-- START Data entries --

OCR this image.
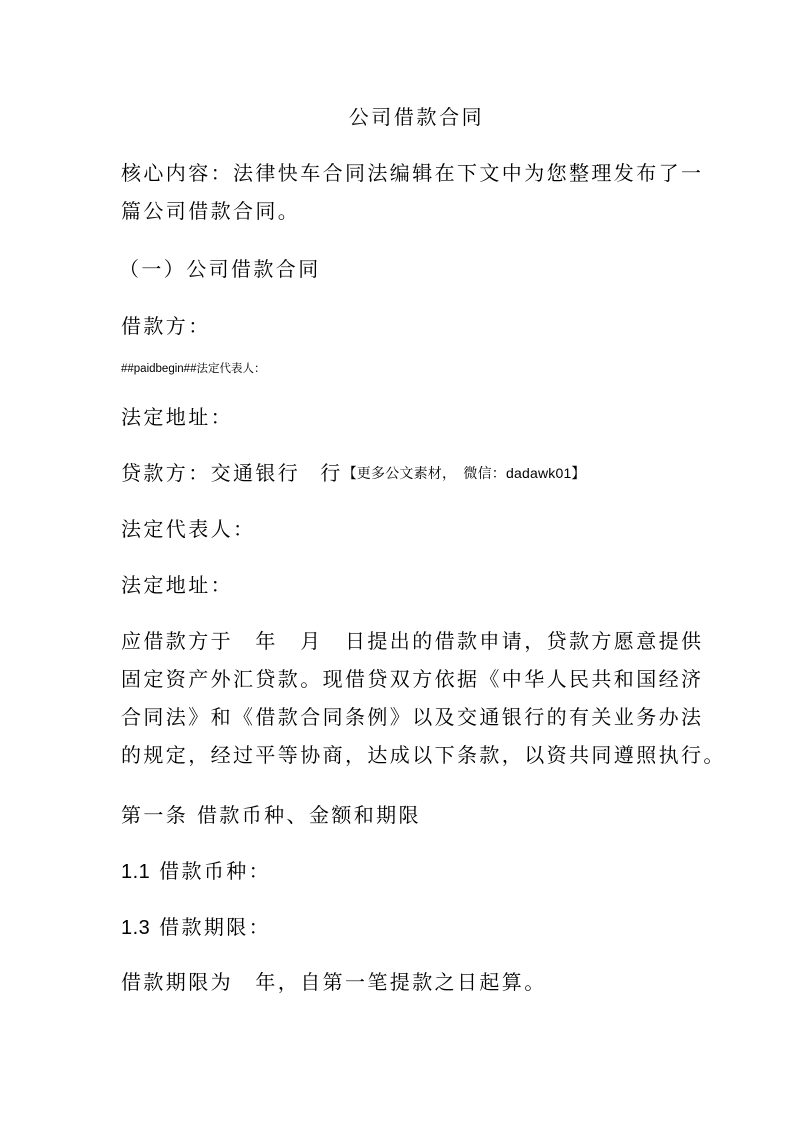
公司借款合同
核心内容：法律快车合同法编辑在下文中为您整理发布了一
篇公司借款合同。
（一）公司借款合同
借款方：
##paidbegin##法定代表人：
法定地址：
贷款方：交通银行 行【更多公文素材，　微信：dadawk01】
法定代表人：
法定地址：
应借款方于　年　月　日提出的借款申请，贷款方愿意提供
固定资产外汇贷款。现借贷双方依据《中华人民共和国经济
合同法》和《借款合同条例》以及交通银行的有关业务办法
的规定，经过平等协商，达成以下条款，以资共同遵照执行。
第一条 借款币种、金额和期限
1.1 借款币种：
1.3 借款期限：
借款期限为　年，自第一笔提款之日起算。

-- END Data entries --

Set down every entry word for word, but omit the pictures.

▸ **Finished answer**:
OCR this image.
公司借款合同
核心内容：法律快车合同法编辑在下文中为您整理发布了一
篇公司借款合同。
（一）公司借款合同
借款方：
##paidbegin##法定代表人：
法定地址：
贷款方：交通银行 行【更多公文素材，　微信：dadawk01】
法定代表人：
法定地址：
应借款方于　年　月　日提出的借款申请，贷款方愿意提供
固定资产外汇贷款。现借贷双方依据《中华人民共和国经济
合同法》和《借款合同条例》以及交通银行的有关业务办法
的规定，经过平等协商，达成以下条款，以资共同遵照执行。
第一条 借款币种、金额和期限
1.1 借款币种：
1.3 借款期限：
借款期限为　年，自第一笔提款之日起算。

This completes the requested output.